╭─ Source material

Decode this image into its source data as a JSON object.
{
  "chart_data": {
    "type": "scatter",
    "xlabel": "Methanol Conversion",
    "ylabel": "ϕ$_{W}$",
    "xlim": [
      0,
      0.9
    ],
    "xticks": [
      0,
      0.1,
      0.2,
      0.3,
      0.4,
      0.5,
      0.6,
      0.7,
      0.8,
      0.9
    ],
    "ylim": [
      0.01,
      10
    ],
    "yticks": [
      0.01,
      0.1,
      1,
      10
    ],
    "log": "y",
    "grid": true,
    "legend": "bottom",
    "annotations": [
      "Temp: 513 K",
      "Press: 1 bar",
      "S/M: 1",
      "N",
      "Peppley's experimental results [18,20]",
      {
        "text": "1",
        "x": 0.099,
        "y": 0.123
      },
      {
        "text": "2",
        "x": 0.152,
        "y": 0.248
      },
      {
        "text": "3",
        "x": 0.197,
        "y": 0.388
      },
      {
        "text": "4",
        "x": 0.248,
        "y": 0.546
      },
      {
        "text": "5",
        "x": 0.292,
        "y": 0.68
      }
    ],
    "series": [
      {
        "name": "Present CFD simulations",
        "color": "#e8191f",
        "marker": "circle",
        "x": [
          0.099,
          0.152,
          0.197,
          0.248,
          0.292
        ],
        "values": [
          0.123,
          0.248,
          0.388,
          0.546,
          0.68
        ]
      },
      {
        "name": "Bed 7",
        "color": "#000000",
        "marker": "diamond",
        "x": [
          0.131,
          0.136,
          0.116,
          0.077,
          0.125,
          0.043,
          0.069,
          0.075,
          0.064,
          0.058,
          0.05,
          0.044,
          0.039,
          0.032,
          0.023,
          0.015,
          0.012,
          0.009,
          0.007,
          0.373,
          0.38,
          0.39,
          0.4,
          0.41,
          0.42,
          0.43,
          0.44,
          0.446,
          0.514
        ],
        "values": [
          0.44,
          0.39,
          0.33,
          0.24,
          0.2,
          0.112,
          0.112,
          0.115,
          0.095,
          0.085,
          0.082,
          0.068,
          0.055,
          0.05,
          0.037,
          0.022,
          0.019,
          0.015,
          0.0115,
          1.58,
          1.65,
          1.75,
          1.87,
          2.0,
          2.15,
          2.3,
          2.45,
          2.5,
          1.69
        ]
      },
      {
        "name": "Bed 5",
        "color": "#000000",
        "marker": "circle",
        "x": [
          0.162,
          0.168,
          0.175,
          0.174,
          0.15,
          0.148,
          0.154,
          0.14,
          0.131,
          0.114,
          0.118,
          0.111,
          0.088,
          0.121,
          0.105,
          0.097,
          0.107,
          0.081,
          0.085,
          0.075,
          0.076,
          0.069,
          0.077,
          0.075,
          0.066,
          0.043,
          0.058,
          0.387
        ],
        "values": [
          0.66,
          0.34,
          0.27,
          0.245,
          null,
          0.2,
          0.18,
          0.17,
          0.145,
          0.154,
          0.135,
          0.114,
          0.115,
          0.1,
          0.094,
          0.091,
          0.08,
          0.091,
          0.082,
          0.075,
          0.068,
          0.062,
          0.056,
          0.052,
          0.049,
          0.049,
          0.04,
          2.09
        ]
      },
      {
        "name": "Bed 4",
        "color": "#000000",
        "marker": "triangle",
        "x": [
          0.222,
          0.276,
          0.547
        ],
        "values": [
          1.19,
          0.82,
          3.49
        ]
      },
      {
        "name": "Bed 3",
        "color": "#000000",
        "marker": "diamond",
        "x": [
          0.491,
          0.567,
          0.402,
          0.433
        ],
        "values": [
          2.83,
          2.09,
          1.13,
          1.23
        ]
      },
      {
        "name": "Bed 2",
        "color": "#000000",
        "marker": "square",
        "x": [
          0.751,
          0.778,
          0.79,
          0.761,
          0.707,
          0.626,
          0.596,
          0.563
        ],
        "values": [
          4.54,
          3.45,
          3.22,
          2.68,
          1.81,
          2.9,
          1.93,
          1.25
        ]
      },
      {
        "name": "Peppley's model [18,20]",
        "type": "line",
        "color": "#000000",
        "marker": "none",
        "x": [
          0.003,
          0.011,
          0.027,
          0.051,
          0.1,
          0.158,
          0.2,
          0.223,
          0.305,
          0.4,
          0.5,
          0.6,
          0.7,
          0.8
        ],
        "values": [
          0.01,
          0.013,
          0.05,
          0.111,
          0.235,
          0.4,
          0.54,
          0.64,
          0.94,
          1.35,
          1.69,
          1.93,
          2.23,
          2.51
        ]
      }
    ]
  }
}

╰─

Reproduce the material verbatim, line by line.

• [Response to this exercise]
Decode this image into its source data as a JSON object.
{
  "chart_data": {
    "type": "scatter",
    "xlabel": "Methanol Conversion",
    "ylabel": "ϕ$_{W}$",
    "xlim": [
      0,
      0.9
    ],
    "xticks": [
      0,
      0.1,
      0.2,
      0.3,
      0.4,
      0.5,
      0.6,
      0.7,
      0.8,
      0.9
    ],
    "ylim": [
      0.01,
      10
    ],
    "yticks": [
      0.01,
      0.1,
      1,
      10
    ],
    "log": "y",
    "grid": true,
    "legend": "bottom",
    "annotations": [
      "Temp: 513 K",
      "Press: 1 bar",
      "S/M: 1",
      "N",
      "Peppley's experimental results [18,20]",
      {
        "text": "1",
        "x": 0.099,
        "y": 0.123
      },
      {
        "text": "2",
        "x": 0.152,
        "y": 0.248
      },
      {
        "text": "3",
        "x": 0.197,
        "y": 0.388
      },
      {
        "text": "4",
        "x": 0.248,
        "y": 0.546
      },
      {
        "text": "5",
        "x": 0.292,
        "y": 0.68
      }
    ],
    "series": [
      {
        "name": "Present CFD simulations",
        "color": "#e8191f",
        "marker": "circle",
        "x": [
          0.099,
          0.152,
          0.197,
          0.248,
          0.292
        ],
        "values": [
          0.123,
          0.248,
          0.388,
          0.546,
          0.68
        ]
      },
      {
        "name": "Bed 7",
        "color": "#000000",
        "marker": "diamond",
        "x": [
          0.131,
          0.136,
          0.116,
          0.077,
          0.125,
          0.043,
          0.069,
          0.075,
          0.064,
          0.058,
          0.05,
          0.044,
          0.039,
          0.032,
          0.023,
          0.015,
          0.012,
          0.009,
          0.007,
          0.373,
          0.38,
          0.39,
          0.4,
          0.41,
          0.42,
          0.43,
          0.44,
          0.446,
          0.514
        ],
        "values": [
          0.44,
          0.39,
          0.33,
          0.24,
          0.2,
          0.112,
          0.112,
          0.115,
          0.095,
          0.085,
          0.082,
          0.068,
          0.055,
          0.05,
          0.037,
          0.022,
          0.019,
          0.015,
          0.0115,
          1.58,
          1.65,
          1.75,
          1.87,
          2.0,
          2.15,
          2.3,
          2.45,
          2.5,
          1.69
        ]
      },
      {
        "name": "Bed 5",
        "color": "#000000",
        "marker": "circle",
        "x": [
          0.162,
          0.168,
          0.175,
          0.174,
          0.15,
          0.148,
          0.154,
          0.14,
          0.131,
          0.114,
          0.118,
          0.111,
          0.088,
          0.121,
          0.105,
          0.097,
          0.107,
          0.081,
          0.085,
          0.075,
          0.076,
          0.069,
          0.077,
          0.075,
          0.066,
          0.043,
          0.058,
          0.387
        ],
        "values": [
          0.66,
          0.34,
          0.27,
          0.245,
          null,
          0.2,
          0.18,
          0.17,
          0.145,
          0.154,
          0.135,
          0.114,
          0.115,
          0.1,
          0.094,
          0.091,
          0.08,
          0.091,
          0.082,
          0.075,
          0.068,
          0.062,
          0.056,
          0.052,
          0.049,
          0.049,
          0.04,
          2.09
        ]
      },
      {
        "name": "Bed 4",
        "color": "#000000",
        "marker": "triangle",
        "x": [
          0.222,
          0.276,
          0.547
        ],
        "values": [
          1.19,
          0.82,
          3.49
        ]
      },
      {
        "name": "Bed 3",
        "color": "#000000",
        "marker": "diamond",
        "x": [
          0.491,
          0.567,
          0.402,
          0.433
        ],
        "values": [
          2.83,
          2.09,
          1.13,
          1.23
        ]
      },
      {
        "name": "Bed 2",
        "color": "#000000",
        "marker": "square",
        "x": [
          0.751,
          0.778,
          0.79,
          0.761,
          0.707,
          0.626,
          0.596,
          0.563
        ],
        "values": [
          4.54,
          3.45,
          3.22,
          2.68,
          1.81,
          2.9,
          1.93,
          1.25
        ]
      },
      {
        "name": "Peppley's model [18,20]",
        "type": "line",
        "color": "#000000",
        "marker": "none",
        "x": [
          0.003,
          0.011,
          0.027,
          0.051,
          0.1,
          0.158,
          0.2,
          0.223,
          0.305,
          0.4,
          0.5,
          0.6,
          0.7,
          0.8
        ],
        "values": [
          0.01,
          0.013,
          0.05,
          0.111,
          0.235,
          0.4,
          0.54,
          0.64,
          0.94,
          1.35,
          1.69,
          1.93,
          2.23,
          2.51
        ]
      }
    ]
  }
}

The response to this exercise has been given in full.